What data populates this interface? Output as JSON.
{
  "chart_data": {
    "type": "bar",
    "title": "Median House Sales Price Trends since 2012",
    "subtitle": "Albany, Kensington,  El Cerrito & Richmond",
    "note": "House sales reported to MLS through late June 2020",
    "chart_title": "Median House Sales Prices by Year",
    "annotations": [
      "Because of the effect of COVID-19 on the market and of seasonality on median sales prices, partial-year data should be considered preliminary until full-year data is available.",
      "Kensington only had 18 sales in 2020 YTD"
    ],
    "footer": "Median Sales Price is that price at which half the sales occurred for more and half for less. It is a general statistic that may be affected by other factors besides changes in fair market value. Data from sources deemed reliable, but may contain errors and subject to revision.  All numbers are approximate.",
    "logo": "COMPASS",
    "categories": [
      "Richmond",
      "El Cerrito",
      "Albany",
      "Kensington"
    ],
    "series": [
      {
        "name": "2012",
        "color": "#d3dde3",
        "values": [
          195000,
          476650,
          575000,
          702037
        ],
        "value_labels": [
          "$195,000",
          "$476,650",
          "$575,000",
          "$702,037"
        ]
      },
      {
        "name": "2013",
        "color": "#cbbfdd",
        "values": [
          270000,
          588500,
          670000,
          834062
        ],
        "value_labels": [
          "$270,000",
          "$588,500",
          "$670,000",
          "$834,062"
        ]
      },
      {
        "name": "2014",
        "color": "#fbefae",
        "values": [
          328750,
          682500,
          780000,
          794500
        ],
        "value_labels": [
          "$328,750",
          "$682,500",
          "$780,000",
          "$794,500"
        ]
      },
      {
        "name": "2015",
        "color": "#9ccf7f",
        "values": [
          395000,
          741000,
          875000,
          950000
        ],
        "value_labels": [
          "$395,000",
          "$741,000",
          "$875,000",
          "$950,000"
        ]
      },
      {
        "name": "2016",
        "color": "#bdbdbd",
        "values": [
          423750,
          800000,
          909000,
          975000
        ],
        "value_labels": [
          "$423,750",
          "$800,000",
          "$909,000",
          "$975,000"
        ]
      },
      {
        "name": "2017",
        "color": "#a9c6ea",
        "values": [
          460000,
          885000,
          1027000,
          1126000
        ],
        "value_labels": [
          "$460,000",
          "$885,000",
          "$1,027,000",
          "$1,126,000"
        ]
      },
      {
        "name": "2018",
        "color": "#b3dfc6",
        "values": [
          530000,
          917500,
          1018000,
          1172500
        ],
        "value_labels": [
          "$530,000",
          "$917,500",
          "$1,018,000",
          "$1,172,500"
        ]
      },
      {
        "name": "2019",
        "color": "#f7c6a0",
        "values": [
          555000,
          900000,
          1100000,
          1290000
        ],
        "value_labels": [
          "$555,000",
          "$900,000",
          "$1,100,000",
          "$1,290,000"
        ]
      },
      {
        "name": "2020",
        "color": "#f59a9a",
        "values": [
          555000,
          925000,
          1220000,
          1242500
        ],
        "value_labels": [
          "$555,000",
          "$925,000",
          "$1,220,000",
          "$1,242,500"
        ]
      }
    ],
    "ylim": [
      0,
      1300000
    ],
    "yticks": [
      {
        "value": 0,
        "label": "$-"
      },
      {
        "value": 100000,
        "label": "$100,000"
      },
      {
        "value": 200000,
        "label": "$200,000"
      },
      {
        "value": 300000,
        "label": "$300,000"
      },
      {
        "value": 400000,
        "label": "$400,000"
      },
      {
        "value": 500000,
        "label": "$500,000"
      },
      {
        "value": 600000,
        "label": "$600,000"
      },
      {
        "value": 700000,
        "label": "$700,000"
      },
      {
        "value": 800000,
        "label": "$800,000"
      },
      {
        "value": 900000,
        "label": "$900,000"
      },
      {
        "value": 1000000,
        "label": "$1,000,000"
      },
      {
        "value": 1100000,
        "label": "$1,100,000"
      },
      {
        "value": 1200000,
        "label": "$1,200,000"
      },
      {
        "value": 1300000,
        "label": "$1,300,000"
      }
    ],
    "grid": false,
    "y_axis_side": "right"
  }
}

════

## STATED GOAL
Copy down the whole of the data above, matching it exactly.

## OUTPUT BELOW
What data populates this interface? Output as JSON.
{
  "chart_data": {
    "type": "bar",
    "title": "Median House Sales Price Trends since 2012",
    "subtitle": "Albany, Kensington,  El Cerrito & Richmond",
    "note": "House sales reported to MLS through late June 2020",
    "chart_title": "Median House Sales Prices by Year",
    "annotations": [
      "Because of the effect of COVID-19 on the market and of seasonality on median sales prices, partial-year data should be considered preliminary until full-year data is available.",
      "Kensington only had 18 sales in 2020 YTD"
    ],
    "footer": "Median Sales Price is that price at which half the sales occurred for more and half for less. It is a general statistic that may be affected by other factors besides changes in fair market value. Data from sources deemed reliable, but may contain errors and subject to revision.  All numbers are approximate.",
    "logo": "COMPASS",
    "categories": [
      "Richmond",
      "El Cerrito",
      "Albany",
      "Kensington"
    ],
    "series": [
      {
        "name": "2012",
        "color": "#d3dde3",
        "values": [
          195000,
          476650,
          575000,
          702037
        ],
        "value_labels": [
          "$195,000",
          "$476,650",
          "$575,000",
          "$702,037"
        ]
      },
      {
        "name": "2013",
        "color": "#cbbfdd",
        "values": [
          270000,
          588500,
          670000,
          834062
        ],
        "value_labels": [
          "$270,000",
          "$588,500",
          "$670,000",
          "$834,062"
        ]
      },
      {
        "name": "2014",
        "color": "#fbefae",
        "values": [
          328750,
          682500,
          780000,
          794500
        ],
        "value_labels": [
          "$328,750",
          "$682,500",
          "$780,000",
          "$794,500"
        ]
      },
      {
        "name": "2015",
        "color": "#9ccf7f",
        "values": [
          395000,
          741000,
          875000,
          950000
        ],
        "value_labels": [
          "$395,000",
          "$741,000",
          "$875,000",
          "$950,000"
        ]
      },
      {
        "name": "2016",
        "color": "#bdbdbd",
        "values": [
          423750,
          800000,
          909000,
          975000
        ],
        "value_labels": [
          "$423,750",
          "$800,000",
          "$909,000",
          "$975,000"
        ]
      },
      {
        "name": "2017",
        "color": "#a9c6ea",
        "values": [
          460000,
          885000,
          1027000,
          1126000
        ],
        "value_labels": [
          "$460,000",
          "$885,000",
          "$1,027,000",
          "$1,126,000"
        ]
      },
      {
        "name": "2018",
        "color": "#b3dfc6",
        "values": [
          530000,
          917500,
          1018000,
          1172500
        ],
        "value_labels": [
          "$530,000",
          "$917,500",
          "$1,018,000",
          "$1,172,500"
        ]
      },
      {
        "name": "2019",
        "color": "#f7c6a0",
        "values": [
          555000,
          900000,
          1100000,
          1290000
        ],
        "value_labels": [
          "$555,000",
          "$900,000",
          "$1,100,000",
          "$1,290,000"
        ]
      },
      {
        "name": "2020",
        "color": "#f59a9a",
        "values": [
          555000,
          925000,
          1220000,
          1242500
        ],
        "value_labels": [
          "$555,000",
          "$925,000",
          "$1,220,000",
          "$1,242,500"
        ]
      }
    ],
    "ylim": [
      0,
      1300000
    ],
    "yticks": [
      {
        "value": 0,
        "label": "$-"
      },
      {
        "value": 100000,
        "label": "$100,000"
      },
      {
        "value": 200000,
        "label": "$200,000"
      },
      {
        "value": 300000,
        "label": "$300,000"
      },
      {
        "value": 400000,
        "label": "$400,000"
      },
      {
        "value": 500000,
        "label": "$500,000"
      },
      {
        "value": 600000,
        "label": "$600,000"
      },
      {
        "value": 700000,
        "label": "$700,000"
      },
      {
        "value": 800000,
        "label": "$800,000"
      },
      {
        "value": 900000,
        "label": "$900,000"
      },
      {
        "value": 1000000,
        "label": "$1,000,000"
      },
      {
        "value": 1100000,
        "label": "$1,100,000"
      },
      {
        "value": 1200000,
        "label": "$1,200,000"
      },
      {
        "value": 1300000,
        "label": "$1,300,000"
      }
    ],
    "grid": false,
    "y_axis_side": "right"
  }
}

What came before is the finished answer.